Task brief
Gather up the lines that contain "Saturday".

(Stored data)
::::::::

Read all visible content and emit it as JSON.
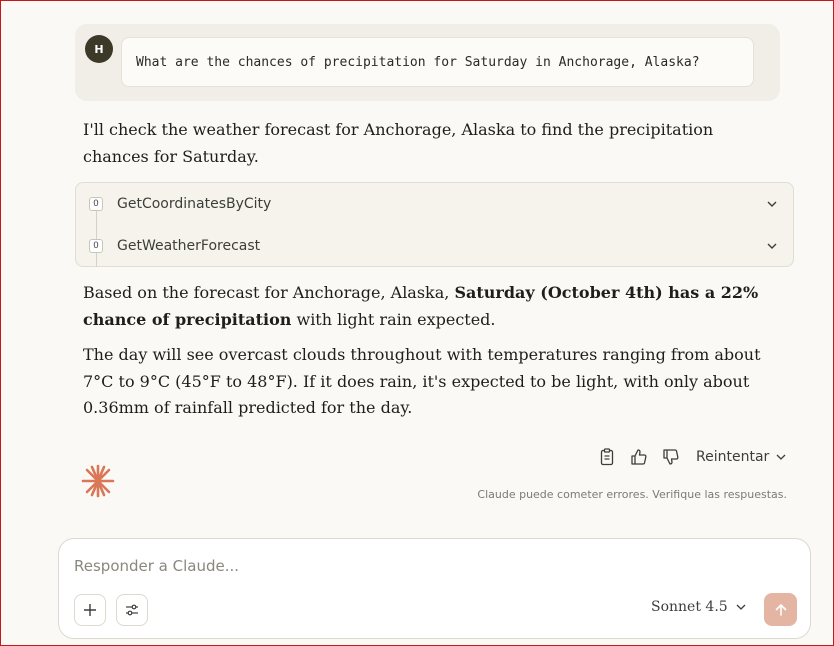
{
  "user_message": {
    "avatar_initial": "H",
    "text": "What are the chances of precipitation for Saturday in Anchorage, Alaska?"
  },
  "assistant": {
    "intro": "I'll check the weather forecast for Anchorage, Alaska to find the precipitation chances for Saturday.",
    "tools": [
      {
        "icon_text": "O",
        "name": "GetCoordinatesByCity"
      },
      {
        "icon_text": "O",
        "name": "GetWeatherForecast"
      }
    ],
    "answer_p1_pre": "Based on the forecast for Anchorage, Alaska, ",
    "answer_p1_bold": "Saturday (October 4th) has a 22% chance of precipitation",
    "answer_p1_post": " with light rain expected.",
    "answer_p2": "The day will see overcast clouds throughout with temperatures ranging from about 7°C to 9°C (45°F to 48°F). If it does rain, it's expected to be light, with only about 0.36mm of rainfall predicted for the day."
  },
  "actions": {
    "retry_label": "Reintentar"
  },
  "disclaimer": "Claude puede cometer errores. Verifique las respuestas.",
  "composer": {
    "placeholder": "Responder a Claude...",
    "value": "",
    "model_label": "Sonnet 4.5"
  },
  "colors": {
    "accent": "#d97757",
    "send_button": "#e5b5a3",
    "background": "#faf9f5"
  }
}
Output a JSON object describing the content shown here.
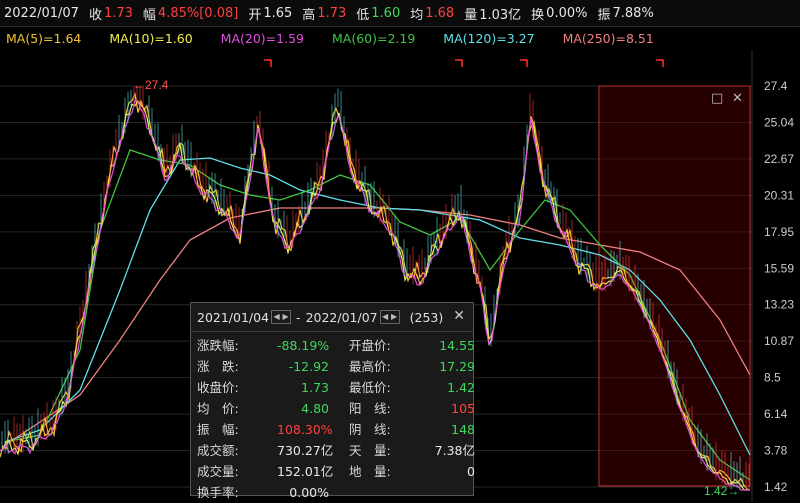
{
  "header": {
    "date": "2022/01/07",
    "close_label": "收",
    "close_value": "1.73",
    "change_label": "幅",
    "change_value": "4.85%[0.08]",
    "open_label": "开",
    "open_value": "1.65",
    "high_label": "高",
    "high_value": "1.73",
    "low_label": "低",
    "low_value": "1.60",
    "avg_label": "均",
    "avg_value": "1.68",
    "vol_label": "量",
    "vol_value": "1.03亿",
    "turnover_label": "换",
    "turnover_value": "0.00%",
    "amp_label": "振",
    "amp_value": "7.88%"
  },
  "ma": [
    {
      "text": "MA(5)=1.64",
      "color": "#f2c232"
    },
    {
      "text": "MA(10)=1.60",
      "color": "#f0f04a"
    },
    {
      "text": "MA(20)=1.59",
      "color": "#e050e0"
    },
    {
      "text": "MA(60)=2.19",
      "color": "#3fc43f"
    },
    {
      "text": "MA(120)=3.27",
      "color": "#5fe0e8"
    },
    {
      "text": "MA(250)=8.51",
      "color": "#f08080"
    }
  ],
  "chart": {
    "max_label": "←27.4",
    "min_label": "1.42→",
    "price_axis": [
      "27.4",
      "25.04",
      "22.67",
      "20.31",
      "17.95",
      "15.59",
      "13.23",
      "10.87",
      "8.5",
      "6.14",
      "3.78",
      "1.42"
    ],
    "restore_icon": "□",
    "close_icon": "✕"
  },
  "chart_data": {
    "type": "line",
    "x": [
      "2021/01/04",
      "2022/01/07"
    ],
    "ylim": [
      1.42,
      27.4
    ],
    "max_point": 27.4,
    "min_point": 1.42
  },
  "popup": {
    "range_start": "2021/01/04",
    "range_sep": "-",
    "range_end": "2022/01/07",
    "count": "(253)",
    "close": "✕",
    "rows": [
      {
        "k1": "涨跌幅:",
        "v1": "-88.19%",
        "c1": "#3fd85f",
        "k2": "开盘价:",
        "v2": "14.55",
        "c2": "#3fd85f"
      },
      {
        "k1": "涨　跌:",
        "v1": "-12.92",
        "c1": "#3fd85f",
        "k2": "最高价:",
        "v2": "17.29",
        "c2": "#3fd85f"
      },
      {
        "k1": "收盘价:",
        "v1": "1.73",
        "c1": "#3fd85f",
        "k2": "最低价:",
        "v2": "1.42",
        "c2": "#3fd85f"
      },
      {
        "k1": "均　价:",
        "v1": "4.80",
        "c1": "#3fd85f",
        "k2": "阳　线:",
        "v2": "105",
        "c2": "#ff4040"
      },
      {
        "k1": "振　幅:",
        "v1": "108.30%",
        "c1": "#ff4040",
        "k2": "阴　线:",
        "v2": "148",
        "c2": "#3fd85f"
      },
      {
        "k1": "成交额:",
        "v1": "730.27亿",
        "c1": "#e8e8e8",
        "k2": "天　量:",
        "v2": "7.38亿",
        "c2": "#e8e8e8"
      },
      {
        "k1": "成交量:",
        "v1": "152.01亿",
        "c1": "#e8e8e8",
        "k2": "地　量:",
        "v2": "0",
        "c2": "#e8e8e8"
      },
      {
        "k1": "换手率:",
        "v1": "0.00%",
        "c1": "#e8e8e8",
        "k2": "",
        "v2": "",
        "c2": "#e8e8e8"
      }
    ]
  }
}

::::::::

Task solution
    "text": "What are the chances of precipitation for Saturday in Anchorage, Alaska?"
    "intro": "I'll check the weather forecast for Anchorage, Alaska to find the precipitation chances for Saturday.",
    "answer_p1_bold": "Saturday (October 4th) has a 22% chance of precipitation",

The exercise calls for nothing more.